━━━ Passage for review
Nursing a problem

Will the recruitment of health-care workers from overseas ease the shortages at U.S. hospitals?

Published November 3, 1999 5:00PM (EST)

Some hospitals in desperate need of registered nurses will be able to recruit these health professionals from overseas, under a measure passed by the House Tuesday and expected to be signed by the president.

Despite vigorous recruiting drives, many inner-city hospitals are having a difficult time attracting nurses. Even the nursing association agrees that the shortage that eased after the 1980s may be creeping back into the profession. But no one can figure out just why this is happening. In the meantime, advocates say, this legislation can fill the gap.

"What a great day,'' says Steve Nemerovski, a lawyer for St. Bernard Hospital in Chicago. The hospital has had to shut down beds and is on the verge of using contract nurses in order to maintain its standard of patient care ever since the federal law allowing foreign nurses to come to the U.S. expired in 1997. The program was allowed to expire after an advisory committee found the shortage had eased.
━━━━━━
▸ Activity list
• a. Reproduce the part of the nursing shortage article starting with "Despite vigorous recruiting" and going on through "shortage had eased.".
• b. Pick up the article on recruiting foreign nurses after its final sentence and continue writing it.
━━━ Information supplied
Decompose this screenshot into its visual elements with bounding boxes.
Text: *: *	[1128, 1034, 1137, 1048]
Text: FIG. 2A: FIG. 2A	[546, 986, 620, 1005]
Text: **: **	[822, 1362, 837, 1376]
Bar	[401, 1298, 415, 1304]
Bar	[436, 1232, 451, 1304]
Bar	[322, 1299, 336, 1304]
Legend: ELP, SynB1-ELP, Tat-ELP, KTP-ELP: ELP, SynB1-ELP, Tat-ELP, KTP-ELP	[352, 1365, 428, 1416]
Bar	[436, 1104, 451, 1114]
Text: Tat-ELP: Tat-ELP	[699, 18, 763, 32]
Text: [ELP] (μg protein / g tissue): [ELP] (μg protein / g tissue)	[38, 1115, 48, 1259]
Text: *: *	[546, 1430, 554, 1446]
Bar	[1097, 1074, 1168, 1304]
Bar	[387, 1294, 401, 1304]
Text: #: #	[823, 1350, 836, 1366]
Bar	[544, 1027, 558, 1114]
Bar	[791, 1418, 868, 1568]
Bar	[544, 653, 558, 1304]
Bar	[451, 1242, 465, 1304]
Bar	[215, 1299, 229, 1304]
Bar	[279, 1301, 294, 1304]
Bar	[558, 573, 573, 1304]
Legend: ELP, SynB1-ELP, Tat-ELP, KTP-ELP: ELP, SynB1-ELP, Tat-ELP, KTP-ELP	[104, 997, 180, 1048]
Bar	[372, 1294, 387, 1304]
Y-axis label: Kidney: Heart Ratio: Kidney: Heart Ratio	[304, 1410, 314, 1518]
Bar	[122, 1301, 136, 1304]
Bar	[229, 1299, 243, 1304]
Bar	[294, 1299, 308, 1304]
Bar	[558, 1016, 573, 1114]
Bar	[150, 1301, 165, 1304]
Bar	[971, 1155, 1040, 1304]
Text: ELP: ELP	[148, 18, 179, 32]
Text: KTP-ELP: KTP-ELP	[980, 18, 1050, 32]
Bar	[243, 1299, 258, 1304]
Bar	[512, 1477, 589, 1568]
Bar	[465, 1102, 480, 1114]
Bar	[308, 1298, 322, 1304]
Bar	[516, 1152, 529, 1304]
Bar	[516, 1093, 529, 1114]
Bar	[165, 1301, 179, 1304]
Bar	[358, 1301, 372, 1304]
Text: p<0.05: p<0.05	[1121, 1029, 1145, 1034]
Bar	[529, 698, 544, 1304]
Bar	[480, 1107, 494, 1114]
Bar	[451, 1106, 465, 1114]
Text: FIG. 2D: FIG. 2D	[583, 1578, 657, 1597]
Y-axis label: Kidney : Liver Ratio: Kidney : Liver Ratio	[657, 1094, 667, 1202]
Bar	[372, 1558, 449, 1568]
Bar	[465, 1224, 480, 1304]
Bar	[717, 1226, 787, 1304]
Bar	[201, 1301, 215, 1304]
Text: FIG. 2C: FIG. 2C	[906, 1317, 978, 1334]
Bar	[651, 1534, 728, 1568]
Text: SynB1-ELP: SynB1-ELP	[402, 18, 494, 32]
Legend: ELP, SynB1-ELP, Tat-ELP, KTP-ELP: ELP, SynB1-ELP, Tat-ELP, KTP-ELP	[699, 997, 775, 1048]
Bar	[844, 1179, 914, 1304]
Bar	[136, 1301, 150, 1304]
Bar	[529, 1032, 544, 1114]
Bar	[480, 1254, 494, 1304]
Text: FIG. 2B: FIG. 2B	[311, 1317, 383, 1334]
━━━━━━
▸ Responses to the exercise
• a.
Despite vigorous recruiting drives, many inner-city hospitals are having a difficult time attracting nurses. Even the nursing association agrees that the shortage that eased after the 1980s may be creeping back into the profession. But no one can figure out just why this is happening. In the meantime, advocates say, this legislation can fill the gap.

"What a great day,'' says Steve Nemerovski, a lawyer for St. Bernard Hospital in Chicago. The hospital has had to shut down beds and is on the verge of using contract nurses in order to maintain its standard of patient care ever since the federal law allowing foreign nurses to come to the U.S. expired in 1997. The program was allowed to expire after an advisory committee found the shortage had eased.

• b.
Under this bill, 500 foreign nurses will be able to come to the U.S. each year, but they will only be eligible to work in underserved areas. The bill was narrowly drafted to avoid opposition from American nurses. In addition, there is currently no evidence that there is a widespread nursing shortage beyond these inner-city pockets.

These foreign nurses not only have to have nursing certificates from their home country, but they must also have a nursing license from the state they are going to work in. And hospitals must pay them the prevailing wages and cannot use them to replace nurses that have been laid off. These safeguards were negotiated between lawmakers and the nursing associations. (The bill expires in four years.)

"The state of health care is a grave concern in my district,'' said Rep. Bobby Rush, D-Ill., sponsor of the bill, Tuesday on the House floor. The Senate passed the measure last week. "The legislation we must pass today is aimed at helping hospitals, like St. Bernard, keep their doors open to the communities they serve.''

St. Bernard is the only hospital in Englewood, a high-crime area on Chicago's south side. Without this bill, the hospital would have to again use contract nurses, a practice that almost forced the institution to close in 1992, Rush said, because the labor costs for those nurses added $2 million to the community institution's budget. American hospitals turned to foreign nurses in the 1980s as a way to cope with a massive nationwide nursing shortage. The vast majority of these nurses -- about 80 percent -- came from the Philippines.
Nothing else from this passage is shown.